_Task statement_
Give a verbatim quotation of every record.
## begin
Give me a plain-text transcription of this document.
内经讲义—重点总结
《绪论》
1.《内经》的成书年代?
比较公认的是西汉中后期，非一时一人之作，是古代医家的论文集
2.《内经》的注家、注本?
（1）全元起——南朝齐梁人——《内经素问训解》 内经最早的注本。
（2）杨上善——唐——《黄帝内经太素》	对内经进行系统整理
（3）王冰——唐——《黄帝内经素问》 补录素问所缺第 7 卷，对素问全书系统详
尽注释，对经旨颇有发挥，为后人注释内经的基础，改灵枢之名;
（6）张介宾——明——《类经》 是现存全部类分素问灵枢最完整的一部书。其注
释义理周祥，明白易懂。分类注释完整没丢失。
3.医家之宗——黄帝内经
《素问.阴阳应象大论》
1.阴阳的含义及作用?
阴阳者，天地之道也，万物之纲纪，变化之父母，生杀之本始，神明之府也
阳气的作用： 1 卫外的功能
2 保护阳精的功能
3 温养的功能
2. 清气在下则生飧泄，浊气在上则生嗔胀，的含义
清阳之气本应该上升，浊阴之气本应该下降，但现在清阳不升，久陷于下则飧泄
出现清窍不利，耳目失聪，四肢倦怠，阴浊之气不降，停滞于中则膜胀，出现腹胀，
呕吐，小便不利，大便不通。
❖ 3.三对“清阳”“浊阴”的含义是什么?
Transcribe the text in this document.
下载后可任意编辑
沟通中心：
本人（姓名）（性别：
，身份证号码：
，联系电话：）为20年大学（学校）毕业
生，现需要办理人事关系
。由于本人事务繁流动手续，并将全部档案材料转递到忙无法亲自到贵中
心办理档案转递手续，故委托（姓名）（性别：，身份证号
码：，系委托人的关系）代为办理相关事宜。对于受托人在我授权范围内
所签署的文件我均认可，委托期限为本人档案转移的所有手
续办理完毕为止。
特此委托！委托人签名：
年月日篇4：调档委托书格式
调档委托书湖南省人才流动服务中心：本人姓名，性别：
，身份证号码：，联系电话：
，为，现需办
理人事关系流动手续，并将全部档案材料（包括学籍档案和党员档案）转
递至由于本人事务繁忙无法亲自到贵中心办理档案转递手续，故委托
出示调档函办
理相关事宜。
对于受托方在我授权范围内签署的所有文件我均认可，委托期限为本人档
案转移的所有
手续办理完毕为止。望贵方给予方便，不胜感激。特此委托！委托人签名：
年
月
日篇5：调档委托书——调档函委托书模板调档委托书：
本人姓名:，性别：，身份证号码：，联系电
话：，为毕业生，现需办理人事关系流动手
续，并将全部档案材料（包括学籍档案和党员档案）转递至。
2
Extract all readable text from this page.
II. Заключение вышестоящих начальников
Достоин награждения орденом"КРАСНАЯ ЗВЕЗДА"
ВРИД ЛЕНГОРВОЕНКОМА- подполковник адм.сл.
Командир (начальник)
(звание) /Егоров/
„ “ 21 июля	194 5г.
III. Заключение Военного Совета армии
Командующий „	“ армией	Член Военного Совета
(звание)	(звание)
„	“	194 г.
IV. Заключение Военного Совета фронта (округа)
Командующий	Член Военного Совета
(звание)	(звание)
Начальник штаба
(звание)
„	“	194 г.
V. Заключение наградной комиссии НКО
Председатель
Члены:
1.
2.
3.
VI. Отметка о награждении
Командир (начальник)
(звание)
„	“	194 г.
## end
_Result_
Give me a plain-text transcription of this document.
内经讲义—重点总结
《绪论》
1.《内经》的成书年代?
比较公认的是西汉中后期，非一时一人之作，是古代医家的论文集
2.《内经》的注家、注本?
（1）全元起——南朝齐梁人——《内经素问训解》 内经最早的注本。
（2）杨上善——唐——《黄帝内经太素》	对内经进行系统整理
（3）王冰——唐——《黄帝内经素问》 补录素问所缺第 7 卷，对素问全书系统详
尽注释，对经旨颇有发挥，为后人注释内经的基础，改灵枢之名;
（6）张介宾——明——《类经》 是现存全部类分素问灵枢最完整的一部书。其注
释义理周祥，明白易懂。分类注释完整没丢失。
3.医家之宗——黄帝内经
《素问.阴阳应象大论》
1.阴阳的含义及作用?
阴阳者，天地之道也，万物之纲纪，变化之父母，生杀之本始，神明之府也
阳气的作用： 1 卫外的功能
2 保护阳精的功能
3 温养的功能
2. 清气在下则生飧泄，浊气在上则生嗔胀，的含义
清阳之气本应该上升，浊阴之气本应该下降，但现在清阳不升，久陷于下则飧泄
出现清窍不利，耳目失聪，四肢倦怠，阴浊之气不降，停滞于中则膜胀，出现腹胀，
呕吐，小便不利，大便不通。
❖ 3.三对“清阳”“浊阴”的含义是什么?
Transcribe the text in this document.
下载后可任意编辑
沟通中心：
本人（姓名）（性别：
，身份证号码：
，联系电话：）为20年大学（学校）毕业
生，现需要办理人事关系
。由于本人事务繁流动手续，并将全部档案材料转递到忙无法亲自到贵中
心办理档案转递手续，故委托（姓名）（性别：，身份证号
码：，系委托人的关系）代为办理相关事宜。对于受托人在我授权范围内
所签署的文件我均认可，委托期限为本人档案转移的所有手
续办理完毕为止。
特此委托！委托人签名：
年月日篇4：调档委托书格式
调档委托书湖南省人才流动服务中心：本人姓名，性别：
，身份证号码：，联系电话：
，为，现需办
理人事关系流动手续，并将全部档案材料（包括学籍档案和党员档案）转
递至由于本人事务繁忙无法亲自到贵中心办理档案转递手续，故委托
出示调档函办
理相关事宜。
对于受托方在我授权范围内签署的所有文件我均认可，委托期限为本人档
案转移的所有
手续办理完毕为止。望贵方给予方便，不胜感激。特此委托！委托人签名：
年
月
日篇5：调档委托书——调档函委托书模板调档委托书：
本人姓名:，性别：，身份证号码：，联系电
话：，为毕业生，现需办理人事关系流动手
续，并将全部档案材料（包括学籍档案和党员档案）转递至。
2
Extract all readable text from this page.
II. Заключение вышестоящих начальников
Достоин награждения орденом"КРАСНАЯ ЗВЕЗДА"
ВРИД ЛЕНГОРВОЕНКОМА- подполковник адм.сл.
Командир (начальник)
(звание) /Егоров/
„ “ 21 июля	194 5г.
III. Заключение Военного Совета армии
Командующий „	“ армией	Член Военного Совета
(звание)	(звание)
„	“	194 г.
IV. Заключение Военного Совета фронта (округа)
Командующий	Член Военного Совета
(звание)	(звание)
Начальник штаба
(звание)
„	“	194 г.
V. Заключение наградной комиссии НКО
Председатель
Члены:
1.
2.
3.
VI. Отметка о награждении
Командир (начальник)
(звание)
„	“	194 г.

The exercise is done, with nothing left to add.